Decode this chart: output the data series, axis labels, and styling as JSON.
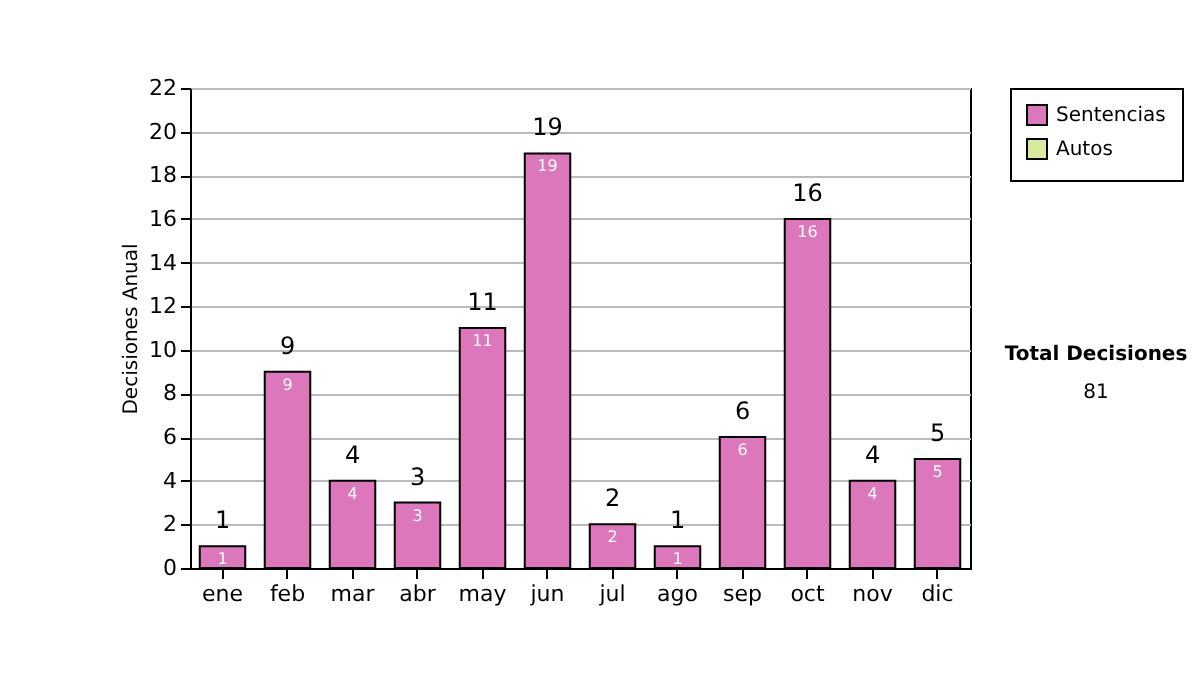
{
  "chart_data": {
    "type": "bar",
    "ylabel": "Decisiones Anual",
    "categories": [
      "ene",
      "feb",
      "mar",
      "abr",
      "may",
      "jun",
      "jul",
      "ago",
      "sep",
      "oct",
      "nov",
      "dic"
    ],
    "series": [
      {
        "name": "Sentencias",
        "color": "#dd77bb",
        "values": [
          1,
          9,
          4,
          3,
          11,
          19,
          2,
          1,
          6,
          16,
          4,
          5
        ]
      },
      {
        "name": "Autos",
        "color": "#d6eba0",
        "values": [
          null,
          null,
          null,
          null,
          null,
          null,
          null,
          null,
          null,
          null,
          null,
          null
        ]
      }
    ],
    "ylim": [
      0,
      22
    ],
    "yticks": [
      0,
      2,
      4,
      6,
      8,
      10,
      12,
      14,
      16,
      18,
      20,
      22
    ],
    "grid": "y",
    "legend": "right",
    "data_labels": true,
    "annotations": [
      "Total Decisiones",
      "81",
      {
        "text": "1",
        "x": "ene",
        "y": 1
      },
      {
        "text": "9",
        "x": "feb",
        "y": 9
      },
      {
        "text": "4",
        "x": "mar",
        "y": 4
      },
      {
        "text": "3",
        "x": "abr",
        "y": 3
      },
      {
        "text": "11",
        "x": "may",
        "y": 11
      },
      {
        "text": "19",
        "x": "jun",
        "y": 19
      },
      {
        "text": "2",
        "x": "jul",
        "y": 2
      },
      {
        "text": "1",
        "x": "ago",
        "y": 1
      },
      {
        "text": "6",
        "x": "sep",
        "y": 6
      },
      {
        "text": "16",
        "x": "oct",
        "y": 16
      },
      {
        "text": "4",
        "x": "nov",
        "y": 4
      },
      {
        "text": "5",
        "x": "dic",
        "y": 5
      }
    ]
  }
}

**PROBLEM TO SOLVE**
Using the records above, gather all lines where the string "text" is present.

**COMPLETE RESPONSE**
        "text": "1",
        "text": "9",
        "text": "4",
        "text": "3",
        "text": "11",
        "text": "19",
        "text": "2",
        "text": "1",
        "text": "6",
        "text": "16",
        "text": "4",
        "text": "5",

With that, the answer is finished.